» **SHORT TASK**
Exact repetition is required: output every record in full.

» **DATASET RECORDS**
================================

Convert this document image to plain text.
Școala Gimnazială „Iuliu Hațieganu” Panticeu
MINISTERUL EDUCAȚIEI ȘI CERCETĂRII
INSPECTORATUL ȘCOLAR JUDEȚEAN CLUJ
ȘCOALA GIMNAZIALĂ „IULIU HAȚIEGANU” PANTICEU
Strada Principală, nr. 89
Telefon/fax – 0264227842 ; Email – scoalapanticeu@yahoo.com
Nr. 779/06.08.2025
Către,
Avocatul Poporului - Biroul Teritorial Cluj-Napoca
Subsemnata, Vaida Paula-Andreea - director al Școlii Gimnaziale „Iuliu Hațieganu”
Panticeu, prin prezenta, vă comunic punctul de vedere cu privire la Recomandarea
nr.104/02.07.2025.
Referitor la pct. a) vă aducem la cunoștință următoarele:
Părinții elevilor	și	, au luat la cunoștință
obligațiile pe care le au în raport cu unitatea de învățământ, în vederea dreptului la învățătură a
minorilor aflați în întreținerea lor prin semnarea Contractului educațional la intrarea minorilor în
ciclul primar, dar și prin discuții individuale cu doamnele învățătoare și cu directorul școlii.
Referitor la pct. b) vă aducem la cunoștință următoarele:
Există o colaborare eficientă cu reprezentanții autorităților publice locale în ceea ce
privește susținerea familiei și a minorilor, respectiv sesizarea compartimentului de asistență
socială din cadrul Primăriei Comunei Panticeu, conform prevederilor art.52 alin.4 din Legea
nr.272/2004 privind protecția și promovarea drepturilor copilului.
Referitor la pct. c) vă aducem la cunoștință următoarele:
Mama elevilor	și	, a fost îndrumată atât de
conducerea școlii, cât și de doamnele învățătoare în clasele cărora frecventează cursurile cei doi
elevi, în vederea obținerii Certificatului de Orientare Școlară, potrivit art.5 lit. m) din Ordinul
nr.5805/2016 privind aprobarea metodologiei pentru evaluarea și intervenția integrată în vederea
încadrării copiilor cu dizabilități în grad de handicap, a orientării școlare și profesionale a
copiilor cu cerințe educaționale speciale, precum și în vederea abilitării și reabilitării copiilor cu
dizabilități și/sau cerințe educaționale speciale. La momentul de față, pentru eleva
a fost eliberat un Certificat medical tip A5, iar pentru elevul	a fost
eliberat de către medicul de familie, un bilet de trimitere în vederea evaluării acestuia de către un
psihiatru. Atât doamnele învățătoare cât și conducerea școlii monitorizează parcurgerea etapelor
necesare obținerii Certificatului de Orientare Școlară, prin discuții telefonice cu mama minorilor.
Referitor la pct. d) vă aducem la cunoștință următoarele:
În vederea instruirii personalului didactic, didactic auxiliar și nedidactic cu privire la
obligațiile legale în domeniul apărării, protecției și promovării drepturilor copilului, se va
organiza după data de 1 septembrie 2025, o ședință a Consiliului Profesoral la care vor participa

================================

» **RESPONSE BELOW**
Convert this document image to plain text.
Școala Gimnazială „Iuliu Hațieganu” Panticeu
MINISTERUL EDUCAȚIEI ȘI CERCETĂRII
INSPECTORATUL ȘCOLAR JUDEȚEAN CLUJ
ȘCOALA GIMNAZIALĂ „IULIU HAȚIEGANU” PANTICEU
Strada Principală, nr. 89
Telefon/fax – 0264227842 ; Email – scoalapanticeu@yahoo.com
Nr. 779/06.08.2025
Către,
Avocatul Poporului - Biroul Teritorial Cluj-Napoca
Subsemnata, Vaida Paula-Andreea - director al Școlii Gimnaziale „Iuliu Hațieganu”
Panticeu, prin prezenta, vă comunic punctul de vedere cu privire la Recomandarea
nr.104/02.07.2025.
Referitor la pct. a) vă aducem la cunoștință următoarele:
Părinții elevilor	și	, au luat la cunoștință
obligațiile pe care le au în raport cu unitatea de învățământ, în vederea dreptului la învățătură a
minorilor aflați în întreținerea lor prin semnarea Contractului educațional la intrarea minorilor în
ciclul primar, dar și prin discuții individuale cu doamnele învățătoare și cu directorul școlii.
Referitor la pct. b) vă aducem la cunoștință următoarele:
Există o colaborare eficientă cu reprezentanții autorităților publice locale în ceea ce
privește susținerea familiei și a minorilor, respectiv sesizarea compartimentului de asistență
socială din cadrul Primăriei Comunei Panticeu, conform prevederilor art.52 alin.4 din Legea
nr.272/2004 privind protecția și promovarea drepturilor copilului.
Referitor la pct. c) vă aducem la cunoștință următoarele:
Mama elevilor	și	, a fost îndrumată atât de
conducerea școlii, cât și de doamnele învățătoare în clasele cărora frecventează cursurile cei doi
elevi, în vederea obținerii Certificatului de Orientare Școlară, potrivit art.5 lit. m) din Ordinul
nr.5805/2016 privind aprobarea metodologiei pentru evaluarea și intervenția integrată în vederea
încadrării copiilor cu dizabilități în grad de handicap, a orientării școlare și profesionale a
copiilor cu cerințe educaționale speciale, precum și în vederea abilitării și reabilitării copiilor cu
dizabilități și/sau cerințe educaționale speciale. La momentul de față, pentru eleva
a fost eliberat un Certificat medical tip A5, iar pentru elevul	a fost
eliberat de către medicul de familie, un bilet de trimitere în vederea evaluării acestuia de către un
psihiatru. Atât doamnele învățătoare cât și conducerea școlii monitorizează parcurgerea etapelor
necesare obținerii Certificatului de Orientare Școlară, prin discuții telefonice cu mama minorilor.
Referitor la pct. d) vă aducem la cunoștință următoarele:
În vederea instruirii personalului didactic, didactic auxiliar și nedidactic cu privire la
obligațiile legale în domeniul apărării, protecției și promovării drepturilor copilului, se va
organiza după data de 1 septembrie 2025, o ședință a Consiliului Profesoral la care vor participa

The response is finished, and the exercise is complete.